WHAT THE EXERCISE ASKS: Copy the listing below line for line, with no changes.

MATERIAL SHOWN:
##########

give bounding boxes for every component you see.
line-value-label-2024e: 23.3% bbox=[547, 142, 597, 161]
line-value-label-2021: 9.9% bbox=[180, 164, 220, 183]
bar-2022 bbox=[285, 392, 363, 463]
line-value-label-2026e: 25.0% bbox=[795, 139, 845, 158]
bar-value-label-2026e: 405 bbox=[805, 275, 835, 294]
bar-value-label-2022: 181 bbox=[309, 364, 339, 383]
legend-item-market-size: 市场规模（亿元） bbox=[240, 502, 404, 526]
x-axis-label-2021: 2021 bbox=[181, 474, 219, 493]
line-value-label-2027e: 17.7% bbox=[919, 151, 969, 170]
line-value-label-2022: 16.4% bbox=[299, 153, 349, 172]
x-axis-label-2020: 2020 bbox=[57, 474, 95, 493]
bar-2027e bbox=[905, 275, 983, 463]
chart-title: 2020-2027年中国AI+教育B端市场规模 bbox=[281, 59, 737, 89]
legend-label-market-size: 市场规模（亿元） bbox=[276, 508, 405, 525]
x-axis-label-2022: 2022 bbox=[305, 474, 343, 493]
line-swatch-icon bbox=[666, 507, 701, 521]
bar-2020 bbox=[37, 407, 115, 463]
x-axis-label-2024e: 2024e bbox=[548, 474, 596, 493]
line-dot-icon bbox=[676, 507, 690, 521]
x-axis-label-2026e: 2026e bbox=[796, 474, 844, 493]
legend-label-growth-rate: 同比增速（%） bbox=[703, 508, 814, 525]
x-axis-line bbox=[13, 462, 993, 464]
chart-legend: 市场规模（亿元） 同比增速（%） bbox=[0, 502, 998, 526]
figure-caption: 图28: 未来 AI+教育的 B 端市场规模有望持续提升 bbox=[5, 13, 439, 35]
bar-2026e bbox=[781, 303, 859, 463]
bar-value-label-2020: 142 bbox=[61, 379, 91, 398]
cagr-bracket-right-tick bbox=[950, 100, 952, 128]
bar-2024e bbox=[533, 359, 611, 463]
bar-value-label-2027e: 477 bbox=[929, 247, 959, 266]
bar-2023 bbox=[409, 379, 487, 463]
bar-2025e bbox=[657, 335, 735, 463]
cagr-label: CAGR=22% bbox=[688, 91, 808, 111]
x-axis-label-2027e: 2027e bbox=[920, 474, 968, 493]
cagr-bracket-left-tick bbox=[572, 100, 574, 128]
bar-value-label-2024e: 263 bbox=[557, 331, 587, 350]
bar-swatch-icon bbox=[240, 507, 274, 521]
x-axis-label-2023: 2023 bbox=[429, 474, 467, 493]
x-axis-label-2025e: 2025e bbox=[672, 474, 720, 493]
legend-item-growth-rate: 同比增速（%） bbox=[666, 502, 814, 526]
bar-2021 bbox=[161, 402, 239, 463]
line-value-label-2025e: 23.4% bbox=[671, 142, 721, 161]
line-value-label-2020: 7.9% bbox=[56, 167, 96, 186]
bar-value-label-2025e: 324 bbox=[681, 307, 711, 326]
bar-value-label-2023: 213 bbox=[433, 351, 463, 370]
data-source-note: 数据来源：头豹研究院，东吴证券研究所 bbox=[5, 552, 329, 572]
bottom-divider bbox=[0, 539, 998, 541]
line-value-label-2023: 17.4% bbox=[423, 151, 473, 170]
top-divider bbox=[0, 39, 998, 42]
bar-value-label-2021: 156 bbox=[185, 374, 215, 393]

##########

RESPONSE BELOW:
give bounding boxes for every component you see.
line-value-label-2024e: 23.3% bbox=[547, 142, 597, 161]
line-value-label-2021: 9.9% bbox=[180, 164, 220, 183]
bar-2022 bbox=[285, 392, 363, 463]
line-value-label-2026e: 25.0% bbox=[795, 139, 845, 158]
bar-value-label-2026e: 405 bbox=[805, 275, 835, 294]
bar-value-label-2022: 181 bbox=[309, 364, 339, 383]
legend-item-market-size: 市场规模（亿元） bbox=[240, 502, 404, 526]
x-axis-label-2021: 2021 bbox=[181, 474, 219, 493]
line-value-label-2027e: 17.7% bbox=[919, 151, 969, 170]
line-value-label-2022: 16.4% bbox=[299, 153, 349, 172]
x-axis-label-2020: 2020 bbox=[57, 474, 95, 493]
bar-2027e bbox=[905, 275, 983, 463]
chart-title: 2020-2027年中国AI+教育B端市场规模 bbox=[281, 59, 737, 89]
legend-label-market-size: 市场规模（亿元） bbox=[276, 508, 405, 525]
x-axis-label-2022: 2022 bbox=[305, 474, 343, 493]
line-swatch-icon bbox=[666, 507, 701, 521]
bar-2020 bbox=[37, 407, 115, 463]
x-axis-label-2024e: 2024e bbox=[548, 474, 596, 493]
line-dot-icon bbox=[676, 507, 690, 521]
x-axis-label-2026e: 2026e bbox=[796, 474, 844, 493]
legend-label-growth-rate: 同比增速（%） bbox=[703, 508, 814, 525]
x-axis-line bbox=[13, 462, 993, 464]
chart-legend: 市场规模（亿元） 同比增速（%） bbox=[0, 502, 998, 526]
figure-caption: 图28: 未来 AI+教育的 B 端市场规模有望持续提升 bbox=[5, 13, 439, 35]
bar-2026e bbox=[781, 303, 859, 463]
bar-value-label-2020: 142 bbox=[61, 379, 91, 398]
cagr-bracket-right-tick bbox=[950, 100, 952, 128]
bar-2024e bbox=[533, 359, 611, 463]
bar-value-label-2027e: 477 bbox=[929, 247, 959, 266]
bar-2023 bbox=[409, 379, 487, 463]
bar-2025e bbox=[657, 335, 735, 463]
cagr-label: CAGR=22% bbox=[688, 91, 808, 111]
x-axis-label-2027e: 2027e bbox=[920, 474, 968, 493]
cagr-bracket-left-tick bbox=[572, 100, 574, 128]
bar-value-label-2024e: 263 bbox=[557, 331, 587, 350]
bar-swatch-icon bbox=[240, 507, 274, 521]
x-axis-label-2023: 2023 bbox=[429, 474, 467, 493]
x-axis-label-2025e: 2025e bbox=[672, 474, 720, 493]
legend-item-growth-rate: 同比增速（%） bbox=[666, 502, 814, 526]
bar-2021 bbox=[161, 402, 239, 463]
line-value-label-2025e: 23.4% bbox=[671, 142, 721, 161]
line-value-label-2020: 7.9% bbox=[56, 167, 96, 186]
bar-value-label-2025e: 324 bbox=[681, 307, 711, 326]
bar-value-label-2023: 213 bbox=[433, 351, 463, 370]
data-source-note: 数据来源：头豹研究院，东吴证券研究所 bbox=[5, 552, 329, 572]
bottom-divider bbox=[0, 539, 998, 541]
line-value-label-2023: 17.4% bbox=[423, 151, 473, 170]
top-divider bbox=[0, 39, 998, 42]
bar-value-label-2021: 156 bbox=[185, 374, 215, 393]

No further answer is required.